## start

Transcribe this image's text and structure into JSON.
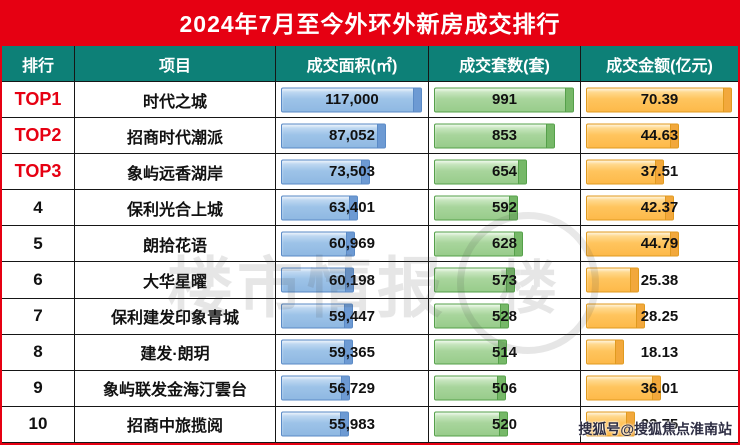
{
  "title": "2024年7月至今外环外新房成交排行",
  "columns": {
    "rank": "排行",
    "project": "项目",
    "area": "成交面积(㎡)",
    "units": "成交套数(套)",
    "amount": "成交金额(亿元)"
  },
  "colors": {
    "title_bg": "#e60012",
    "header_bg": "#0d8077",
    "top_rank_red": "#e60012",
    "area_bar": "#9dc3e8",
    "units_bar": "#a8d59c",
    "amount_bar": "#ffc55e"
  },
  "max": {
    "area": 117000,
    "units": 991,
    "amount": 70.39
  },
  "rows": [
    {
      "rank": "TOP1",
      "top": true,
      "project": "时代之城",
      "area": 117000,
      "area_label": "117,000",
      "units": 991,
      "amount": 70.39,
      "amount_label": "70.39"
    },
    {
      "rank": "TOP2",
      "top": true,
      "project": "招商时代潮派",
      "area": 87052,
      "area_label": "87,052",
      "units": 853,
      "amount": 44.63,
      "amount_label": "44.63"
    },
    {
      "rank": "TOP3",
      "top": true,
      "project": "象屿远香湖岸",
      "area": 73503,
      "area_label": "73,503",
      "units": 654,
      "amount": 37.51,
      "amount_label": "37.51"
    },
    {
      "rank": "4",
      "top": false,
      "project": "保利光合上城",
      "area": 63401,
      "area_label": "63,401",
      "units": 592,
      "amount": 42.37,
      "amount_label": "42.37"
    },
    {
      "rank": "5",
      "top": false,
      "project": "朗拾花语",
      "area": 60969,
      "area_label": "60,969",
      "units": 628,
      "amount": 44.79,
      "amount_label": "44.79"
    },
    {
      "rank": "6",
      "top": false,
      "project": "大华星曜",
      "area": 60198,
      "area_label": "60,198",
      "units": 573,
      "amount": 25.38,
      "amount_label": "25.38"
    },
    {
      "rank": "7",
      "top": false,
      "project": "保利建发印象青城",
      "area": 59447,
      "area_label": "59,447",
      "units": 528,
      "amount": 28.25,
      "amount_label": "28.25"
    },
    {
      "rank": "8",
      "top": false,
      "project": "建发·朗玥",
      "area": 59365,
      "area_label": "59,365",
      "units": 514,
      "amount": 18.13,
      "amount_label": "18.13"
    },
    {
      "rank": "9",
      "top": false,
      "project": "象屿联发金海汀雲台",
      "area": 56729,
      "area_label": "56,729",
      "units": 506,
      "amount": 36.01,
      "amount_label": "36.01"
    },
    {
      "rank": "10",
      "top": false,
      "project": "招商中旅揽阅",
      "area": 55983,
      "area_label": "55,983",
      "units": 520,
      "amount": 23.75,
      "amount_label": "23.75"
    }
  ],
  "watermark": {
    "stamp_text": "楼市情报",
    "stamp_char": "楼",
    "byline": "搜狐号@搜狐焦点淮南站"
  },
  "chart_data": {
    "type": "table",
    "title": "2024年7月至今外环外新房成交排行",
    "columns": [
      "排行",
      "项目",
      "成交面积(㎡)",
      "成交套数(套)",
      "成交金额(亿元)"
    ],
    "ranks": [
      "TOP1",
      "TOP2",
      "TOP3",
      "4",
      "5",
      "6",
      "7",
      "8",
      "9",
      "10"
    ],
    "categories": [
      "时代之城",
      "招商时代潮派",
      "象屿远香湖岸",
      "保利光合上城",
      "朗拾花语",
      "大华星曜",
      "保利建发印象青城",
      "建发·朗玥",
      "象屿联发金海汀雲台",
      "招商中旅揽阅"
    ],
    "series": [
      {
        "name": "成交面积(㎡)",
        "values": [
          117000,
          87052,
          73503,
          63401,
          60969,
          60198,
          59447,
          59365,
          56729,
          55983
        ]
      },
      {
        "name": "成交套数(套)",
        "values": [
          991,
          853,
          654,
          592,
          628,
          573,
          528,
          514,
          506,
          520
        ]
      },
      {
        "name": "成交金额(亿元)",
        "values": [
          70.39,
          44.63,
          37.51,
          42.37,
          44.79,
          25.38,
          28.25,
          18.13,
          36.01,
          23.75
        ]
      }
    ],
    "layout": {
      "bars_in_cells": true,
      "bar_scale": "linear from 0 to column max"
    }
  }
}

## end
## start

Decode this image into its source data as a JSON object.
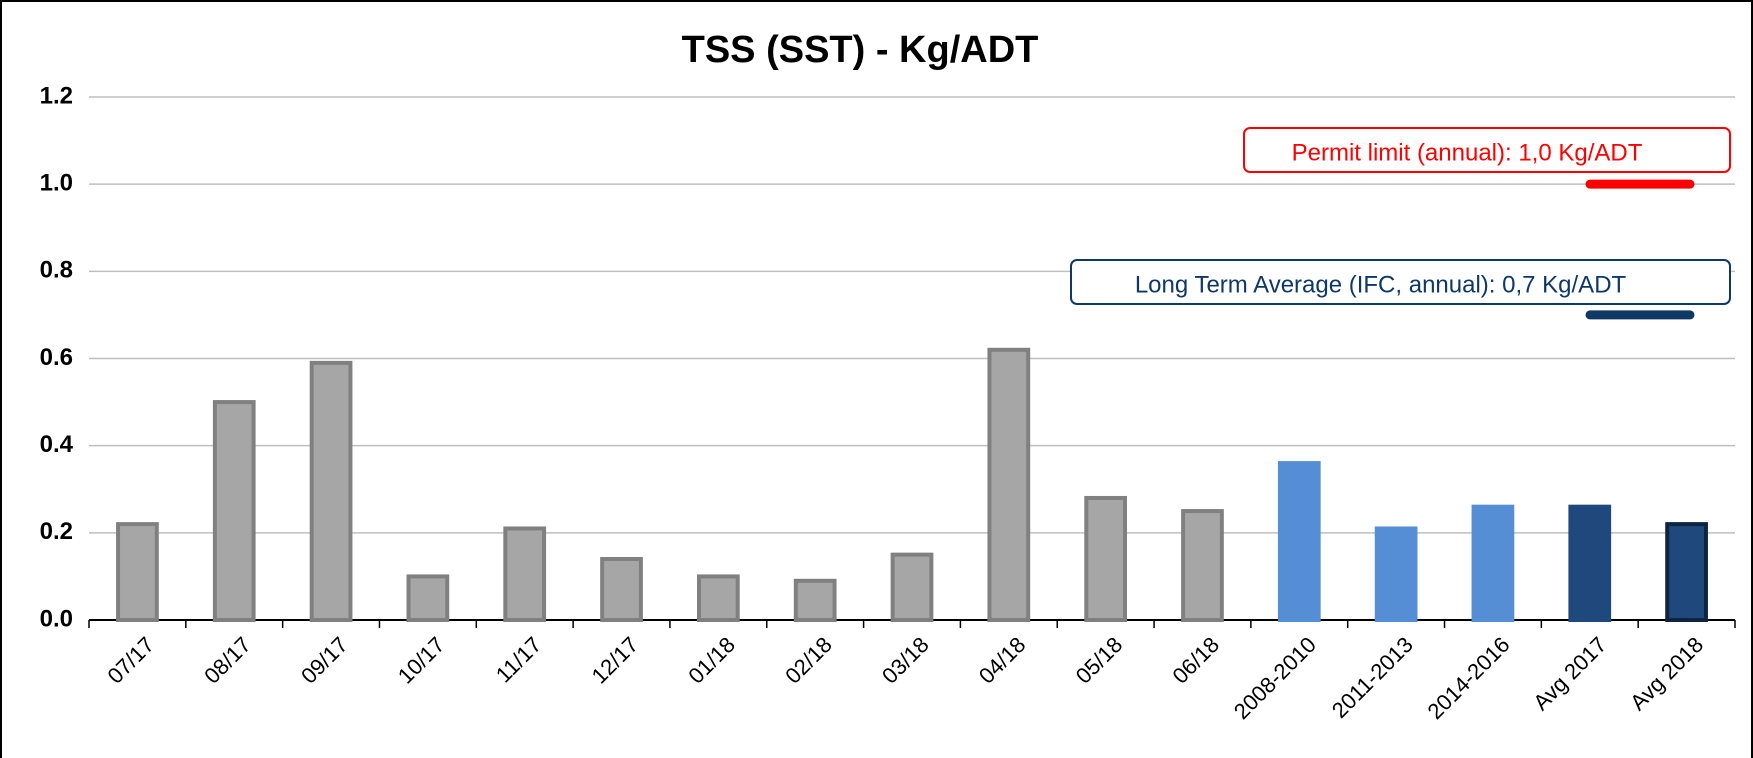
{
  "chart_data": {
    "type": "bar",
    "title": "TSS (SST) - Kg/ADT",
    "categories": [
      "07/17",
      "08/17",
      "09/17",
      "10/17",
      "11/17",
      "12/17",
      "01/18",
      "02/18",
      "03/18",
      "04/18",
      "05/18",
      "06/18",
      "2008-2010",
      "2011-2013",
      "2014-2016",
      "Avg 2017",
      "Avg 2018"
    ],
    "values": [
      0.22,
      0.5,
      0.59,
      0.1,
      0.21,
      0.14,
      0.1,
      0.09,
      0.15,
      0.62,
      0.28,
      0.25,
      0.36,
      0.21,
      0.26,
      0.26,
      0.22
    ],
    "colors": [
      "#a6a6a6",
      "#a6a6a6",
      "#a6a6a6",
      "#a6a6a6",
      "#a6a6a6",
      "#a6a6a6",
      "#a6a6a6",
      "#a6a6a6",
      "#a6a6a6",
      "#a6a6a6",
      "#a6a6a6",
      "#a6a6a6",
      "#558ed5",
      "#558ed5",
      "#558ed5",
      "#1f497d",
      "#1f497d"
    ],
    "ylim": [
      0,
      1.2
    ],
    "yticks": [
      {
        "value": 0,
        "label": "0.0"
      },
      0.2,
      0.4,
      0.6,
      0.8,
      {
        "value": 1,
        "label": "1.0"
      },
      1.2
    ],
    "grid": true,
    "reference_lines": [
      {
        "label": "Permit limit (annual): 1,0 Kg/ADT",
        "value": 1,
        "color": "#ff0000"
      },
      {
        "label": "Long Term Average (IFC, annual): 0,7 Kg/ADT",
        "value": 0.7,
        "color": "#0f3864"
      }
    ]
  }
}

## end

## TASK PROMPT
List every line above containing the word "JSON".

## RESULT OF THE EXERCISE
Transcribe this image's text and structure into JSON.
Decode this image into its source data as a JSON object.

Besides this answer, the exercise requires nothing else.